Set problem: Take the material below and retype it in full; pictures are left out.

Extracted records:
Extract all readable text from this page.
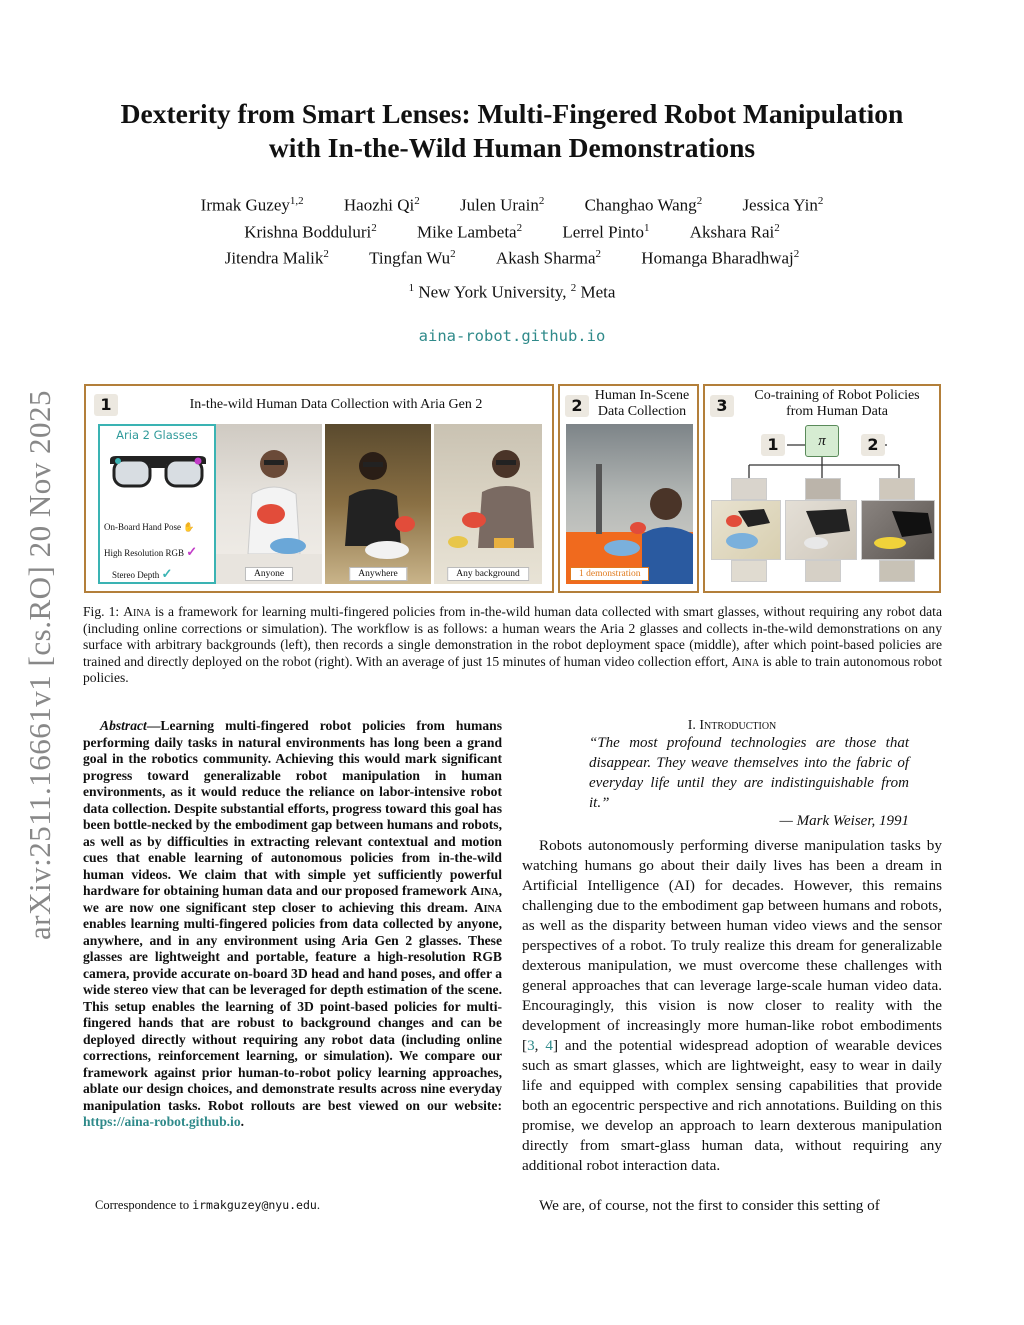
arXiv:2511.16661v1 [cs.RO] 20 Nov 2025
Dexterity from Smart Lenses: Multi-Fingered Robot Manipulation
with In-the-Wild Human Demonstrations
Irmak Guzey$^{1,2}$ Haozhi Qi$^2$ Julen Urain$^2$ Changhao Wang$^2$ Jessica Yin$^2$
Krishna Bodduluri$^2$ Mike Lambeta$^2$ Lerrel Pinto$^1$ Akshara Rai$^2$
Jitendra Malik$^2$ Tingfan Wu$^2$ Akash Sharma$^2$ Homanga Bharadhwaj$^2$
$^1$ New York University, $^2$ Meta
aina-robot.github.io
1	In-the-wild Human Data Collection with Aria Gen 2
Aria 2 Glasses
On-Board Hand Pose ✋
High Resolution RGB ✓
Stereo Depth ✓	Anyone	Anywhere	Any background
2
Human In-Scene
Data Collection
1 demonstration
3
Co-training of Robot Policies
from Human Data
1	π	2
Fig. 1: Aina is a framework for learning multi-fingered policies from in-the-wild human data collected with smart glasses, without requiring any robot data (including online corrections or simulation). The workflow is as follows: a human wears the Aria 2 glasses and collects in-the-wild demonstrations on any surface with arbitrary backgrounds (left), then records a single demonstration in the robot deployment space (middle), after which point-based policies are trained and directly deployed on the robot (right). With an average of just 15 minutes of human video collection effort, Aina is able to train autonomous robot policies.
Abstract—Learning multi-fingered robot policies from humans performing daily tasks in natural environments has long been a grand goal in the robotics community. Achieving this would mark significant progress toward generalizable robot manipulation in human environments, as it would reduce the reliance on labor-intensive robot data collection. Despite substantial efforts, progress toward this goal has been bottle-necked by the embodiment gap between humans and robots, as well as by difficulties in extracting relevant contextual and motion cues that enable learning of autonomous policies from in-the-wild human videos. We claim that with simple yet sufficiently powerful hardware for obtaining human data and our proposed framework Aina, we are now one significant step closer to achieving this dream. Aina enables learning multi-fingered policies from data collected by anyone, anywhere, and in any environment using Aria Gen 2 glasses. These glasses are lightweight and portable, feature a high-resolution RGB camera, provide accurate on-board 3D head and hand poses, and offer a wide stereo view that can be leveraged for depth estimation of the scene. This setup enables the learning of 3D point-based policies for multi-fingered hands that are robust to background changes and can be deployed directly without requiring any robot data (including online corrections, reinforcement learning, or simulation). We compare our framework against prior human-to-robot policy learning approaches, ablate our design choices, and demonstrate results across nine everyday manipulation tasks. Robot rollouts are best viewed on our website: https://aina-robot.github.io.
Correspondence to irmakguzey@nyu.edu.
I. Introduction
“The most profound technologies are those that disappear. They weave themselves into the fabric of everyday life until they are indistinguishable from it.”
— Mark Weiser, 1991
Robots autonomously performing diverse manipulation tasks by watching humans go about their daily lives has been a dream in Artificial Intelligence (AI) for decades. However, this remains challenging due to the embodiment gap between humans and robots, as well as the disparity between human video views and the sensor perspectives of a robot. To truly realize this dream for generalizable dexterous manipulation, we must overcome these challenges with general approaches that can leverage large-scale human video data. Encouragingly, this vision is now closer to reality with the development of increasingly more human-like robot embodiments [3, 4] and the potential widespread adoption of wearable devices such as smart glasses, which are lightweight, easy to wear in daily life and equipped with complex sensing capabilities that provide both an egocentric perspective and rich annotations. Building on this promise, we develop an approach to learn dexterous manipulation directly from smart-glass human data, without requiring any additional robot interaction data.
We are, of course, not the first to consider this setting of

Final result:
Extract all readable text from this page.
arXiv:2511.16661v1 [cs.RO] 20 Nov 2025
Dexterity from Smart Lenses: Multi-Fingered Robot Manipulation
with In-the-Wild Human Demonstrations
Irmak Guzey$^{1,2}$ Haozhi Qi$^2$ Julen Urain$^2$ Changhao Wang$^2$ Jessica Yin$^2$
Krishna Bodduluri$^2$ Mike Lambeta$^2$ Lerrel Pinto$^1$ Akshara Rai$^2$
Jitendra Malik$^2$ Tingfan Wu$^2$ Akash Sharma$^2$ Homanga Bharadhwaj$^2$
$^1$ New York University, $^2$ Meta
aina-robot.github.io
1	In-the-wild Human Data Collection with Aria Gen 2
Aria 2 Glasses
On-Board Hand Pose ✋
High Resolution RGB ✓
Stereo Depth ✓	Anyone	Anywhere	Any background
2
Human In-Scene
Data Collection
1 demonstration
3
Co-training of Robot Policies
from Human Data
1	π	2
Fig. 1: Aina is a framework for learning multi-fingered policies from in-the-wild human data collected with smart glasses, without requiring any robot data (including online corrections or simulation). The workflow is as follows: a human wears the Aria 2 glasses and collects in-the-wild demonstrations on any surface with arbitrary backgrounds (left), then records a single demonstration in the robot deployment space (middle), after which point-based policies are trained and directly deployed on the robot (right). With an average of just 15 minutes of human video collection effort, Aina is able to train autonomous robot policies.
Abstract—Learning multi-fingered robot policies from humans performing daily tasks in natural environments has long been a grand goal in the robotics community. Achieving this would mark significant progress toward generalizable robot manipulation in human environments, as it would reduce the reliance on labor-intensive robot data collection. Despite substantial efforts, progress toward this goal has been bottle-necked by the embodiment gap between humans and robots, as well as by difficulties in extracting relevant contextual and motion cues that enable learning of autonomous policies from in-the-wild human videos. We claim that with simple yet sufficiently powerful hardware for obtaining human data and our proposed framework Aina, we are now one significant step closer to achieving this dream. Aina enables learning multi-fingered policies from data collected by anyone, anywhere, and in any environment using Aria Gen 2 glasses. These glasses are lightweight and portable, feature a high-resolution RGB camera, provide accurate on-board 3D head and hand poses, and offer a wide stereo view that can be leveraged for depth estimation of the scene. This setup enables the learning of 3D point-based policies for multi-fingered hands that are robust to background changes and can be deployed directly without requiring any robot data (including online corrections, reinforcement learning, or simulation). We compare our framework against prior human-to-robot policy learning approaches, ablate our design choices, and demonstrate results across nine everyday manipulation tasks. Robot rollouts are best viewed on our website: https://aina-robot.github.io.
Correspondence to irmakguzey@nyu.edu.
I. Introduction
“The most profound technologies are those that disappear. They weave themselves into the fabric of everyday life until they are indistinguishable from it.”
— Mark Weiser, 1991
Robots autonomously performing diverse manipulation tasks by watching humans go about their daily lives has been a dream in Artificial Intelligence (AI) for decades. However, this remains challenging due to the embodiment gap between humans and robots, as well as the disparity between human video views and the sensor perspectives of a robot. To truly realize this dream for generalizable dexterous manipulation, we must overcome these challenges with general approaches that can leverage large-scale human video data. Encouragingly, this vision is now closer to reality with the development of increasingly more human-like robot embodiments [3, 4] and the potential widespread adoption of wearable devices such as smart glasses, which are lightweight, easy to wear in daily life and equipped with complex sensing capabilities that provide both an egocentric perspective and rich annotations. Building on this promise, we develop an approach to learn dexterous manipulation directly from smart-glass human data, without requiring any additional robot interaction data.
We are, of course, not the first to consider this setting of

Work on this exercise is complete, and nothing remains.